(Stored data entries)

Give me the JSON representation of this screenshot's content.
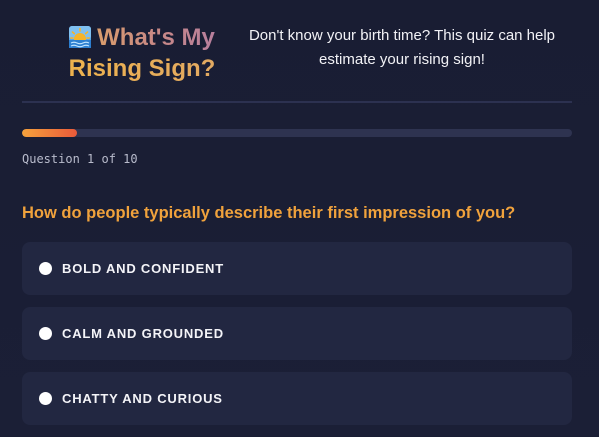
{
  "header": {
    "title_line1": "What's My",
    "title_line2": "Rising Sign?",
    "icon": "sunrise-icon",
    "subtitle": "Don't know your birth time? This quiz can help estimate your rising sign!"
  },
  "progress": {
    "current": 1,
    "total": 10,
    "fraction": 0.1,
    "label": "Question 1 of 10"
  },
  "question": {
    "text": "How do people typically describe their first impression of you?"
  },
  "options": [
    {
      "label": "BOLD AND CONFIDENT",
      "selected": false
    },
    {
      "label": "CALM AND GROUNDED",
      "selected": false
    },
    {
      "label": "CHATTY AND CURIOUS",
      "selected": false
    }
  ],
  "colors": {
    "background": "#1a1e35",
    "accent": "#f0a23c",
    "option_bg": "#222741",
    "progress_start": "#f5a23c",
    "progress_end": "#ea5a3a"
  }
}
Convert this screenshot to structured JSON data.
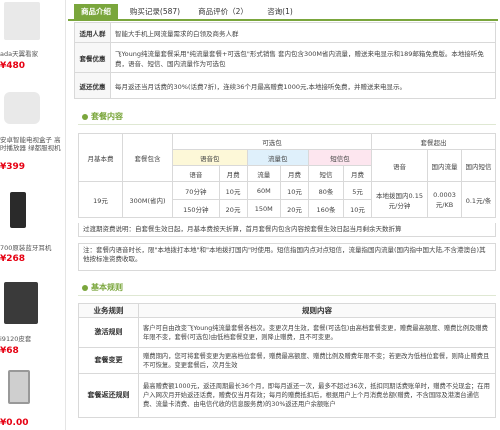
{
  "left_products": [
    {
      "name": "ada天翼看家",
      "price": "¥480"
    },
    {
      "name": "安卓智能电视盒子 高",
      "name2": "时播放器 绿都服视机",
      "price": "¥399"
    },
    {
      "name": "700原装蓝牙耳机",
      "price": "¥268"
    },
    {
      "name": "i9120皮套",
      "price": "¥68"
    },
    {
      "name": "",
      "price": "¥0.00"
    }
  ],
  "tabs": [
    "商品介绍",
    "购买记录(587)",
    "商品评价（2）",
    "咨询(1)"
  ],
  "info": [
    {
      "key": "适用人群",
      "value": "智能大手机上网流量需求的白领及商务人群"
    },
    {
      "key": "套餐优惠",
      "value": "飞Young纯流量套餐采用\"纯流量套餐+可选包\"形式销售 套内包含300M省内流量，赠送来电显示和189邮箱免费版。本地接听免费，语音、短信、国内流量作为可选包"
    },
    {
      "key": "返还优惠",
      "value": "每月返还当月话费的30%(话费7折)，连续36个月最高赠费1000元,本地接听免费，并赠送来电显示。"
    }
  ],
  "section_package": "套餐内容",
  "package": {
    "h_monthly": "月基本费",
    "h_in": "套餐包含",
    "h_optional": "可选包",
    "h_exceed": "套餐超出",
    "h_voice_pkg": "语音包",
    "h_data_pkg": "流量包",
    "h_sms_pkg": "短信包",
    "h_voice": "语音",
    "h_domestic_data": "国内流量",
    "h_domestic_sms": "国内短信",
    "sub_headers": [
      "语音",
      "月费",
      "流量",
      "月费",
      "短信",
      "月费"
    ],
    "monthly_fee": "19元",
    "included": "300M(省内)",
    "rows": [
      [
        "70分钟",
        "10元",
        "60M",
        "10元",
        "80条",
        "5元"
      ],
      [
        "150分钟",
        "20元",
        "150M",
        "20元",
        "160条",
        "10元"
      ]
    ],
    "exceed_voice": "本地拨国内0.15元/分钟",
    "exceed_data": "0.0003元/KB",
    "exceed_sms": "0.1元/条"
  },
  "note1": "过渡期资费说明：自套餐生效日起，月基本费按天折算，首月套餐内包含内容按套餐生效日起当月剩余天数折算",
  "note2": "注：套餐内语音时长，限\"本地拨打本地\"和\"本地拨打国内\"时使用。短信指国内点对点短信，流量指国内流量(国内指中国大陆,不含港澳台)其他按标准资费收取。",
  "section_rules": "基本规则",
  "rules": {
    "h_business": "业务规则",
    "h_content": "规则内容",
    "items": [
      {
        "key": "激活规则",
        "value": "客户可自由改变飞Young纯流量套餐各档次。变更次月生效，套餐(可选包)由高档套餐变更，赠费最高额度、赠费比例及赠费年限不变，套餐(可选包)由低档套餐变更，则降止赠费，且不可变更。"
      },
      {
        "key": "套餐变更",
        "value": "赠费期内，您可将套餐变更为更高档位套餐，赠费最高额度、赠费比例及赠费年限不变；若更改为低档位套餐，则降止赠费且不可恢复。变更套餐后，次月生效"
      },
      {
        "key": "套餐返还规则",
        "value": "最高赠费额1000元，返还周期最长36个月，即每月返还一次，最多不超过36次，抵扣同期话费账单时，赠费不兑现金；在用户入网次月开始返还话费，赠费仅当月有效；每月的赠费抵扣后，根据用户上个月消费总额(赠费，不含国际及港澳台通信费、流量卡消费、由电信代收的信息服务费)的30%返还用户余额账户"
      }
    ]
  }
}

EXERCISE OBJECTIVE:
From the listing above, print every entry precisely and drop the pictures.

EXERCISE OUTPUT:
Give me the JSON representation of this screenshot's content.
{
  "header": {
    "title_line1": "What's My",
    "title_line2": "Rising Sign?",
    "icon": "sunrise-icon",
    "subtitle": "Don't know your birth time? This quiz can help estimate your rising sign!"
  },
  "progress": {
    "current": 1,
    "total": 10,
    "fraction": 0.1,
    "label": "Question 1 of 10"
  },
  "question": {
    "text": "How do people typically describe their first impression of you?"
  },
  "options": [
    {
      "label": "BOLD AND CONFIDENT",
      "selected": false
    },
    {
      "label": "CALM AND GROUNDED",
      "selected": false
    },
    {
      "label": "CHATTY AND CURIOUS",
      "selected": false
    }
  ],
  "colors": {
    "background": "#1a1e35",
    "accent": "#f0a23c",
    "option_bg": "#222741",
    "progress_start": "#f5a23c",
    "progress_end": "#ea5a3a"
  }
}
Convert this screenshot to structured JSON data.
{
  "left_products": [
    {
      "name": "ada天翼看家",
      "price": "¥480"
    },
    {
      "name": "安卓智能电视盒子 高",
      "name2": "时播放器 绿都服视机",
      "price": "¥399"
    },
    {
      "name": "700原装蓝牙耳机",
      "price": "¥268"
    },
    {
      "name": "i9120皮套",
      "price": "¥68"
    },
    {
      "name": "",
      "price": "¥0.00"
    }
  ],
  "tabs": [
    "商品介绍",
    "购买记录(587)",
    "商品评价（2）",
    "咨询(1)"
  ],
  "info": [
    {
      "key": "适用人群",
      "value": "智能大手机上网流量需求的白领及商务人群"
    },
    {
      "key": "套餐优惠",
      "value": "飞Young纯流量套餐采用\"纯流量套餐+可选包\"形式销售 套内包含300M省内流量，赠送来电显示和189邮箱免费版。本地接听免费，语音、短信、国内流量作为可选包"
    },
    {
      "key": "返还优惠",
      "value": "每月返还当月话费的30%(话费7折)，连续36个月最高赠费1000元,本地接听免费，并赠送来电显示。"
    }
  ],
  "section_package": "套餐内容",
  "package": {
    "h_monthly": "月基本费",
    "h_in": "套餐包含",
    "h_optional": "可选包",
    "h_exceed": "套餐超出",
    "h_voice_pkg": "语音包",
    "h_data_pkg": "流量包",
    "h_sms_pkg": "短信包",
    "h_voice": "语音",
    "h_domestic_data": "国内流量",
    "h_domestic_sms": "国内短信",
    "sub_headers": [
      "语音",
      "月费",
      "流量",
      "月费",
      "短信",
      "月费"
    ],
    "monthly_fee": "19元",
    "included": "300M(省内)",
    "rows": [
      [
        "70分钟",
        "10元",
        "60M",
        "10元",
        "80条",
        "5元"
      ],
      [
        "150分钟",
        "20元",
        "150M",
        "20元",
        "160条",
        "10元"
      ]
    ],
    "exceed_voice": "本地拨国内0.15元/分钟",
    "exceed_data": "0.0003元/KB",
    "exceed_sms": "0.1元/条"
  },
  "note1": "过渡期资费说明：自套餐生效日起，月基本费按天折算，首月套餐内包含内容按套餐生效日起当月剩余天数折算",
  "note2": "注：套餐内语音时长，限\"本地拨打本地\"和\"本地拨打国内\"时使用。短信指国内点对点短信，流量指国内流量(国内指中国大陆,不含港澳台)其他按标准资费收取。",
  "section_rules": "基本规则",
  "rules": {
    "h_business": "业务规则",
    "h_content": "规则内容",
    "items": [
      {
        "key": "激活规则",
        "value": "客户可自由改变飞Young纯流量套餐各档次。变更次月生效，套餐(可选包)由高档套餐变更，赠费最高额度、赠费比例及赠费年限不变，套餐(可选包)由低档套餐变更，则降止赠费，且不可变更。"
      },
      {
        "key": "套餐变更",
        "value": "赠费期内，您可将套餐变更为更高档位套餐，赠费最高额度、赠费比例及赠费年限不变；若更改为低档位套餐，则降止赠费且不可恢复。变更套餐后，次月生效"
      },
      {
        "key": "套餐返还规则",
        "value": "最高赠费额1000元，返还周期最长36个月，即每月返还一次，最多不超过36次，抵扣同期话费账单时，赠费不兑现金；在用户入网次月开始返还话费，赠费仅当月有效；每月的赠费抵扣后，根据用户上个月消费总额(赠费，不含国际及港澳台通信费、流量卡消费、由电信代收的信息服务费)的30%返还用户余额账户"
      }
    ]
  }
}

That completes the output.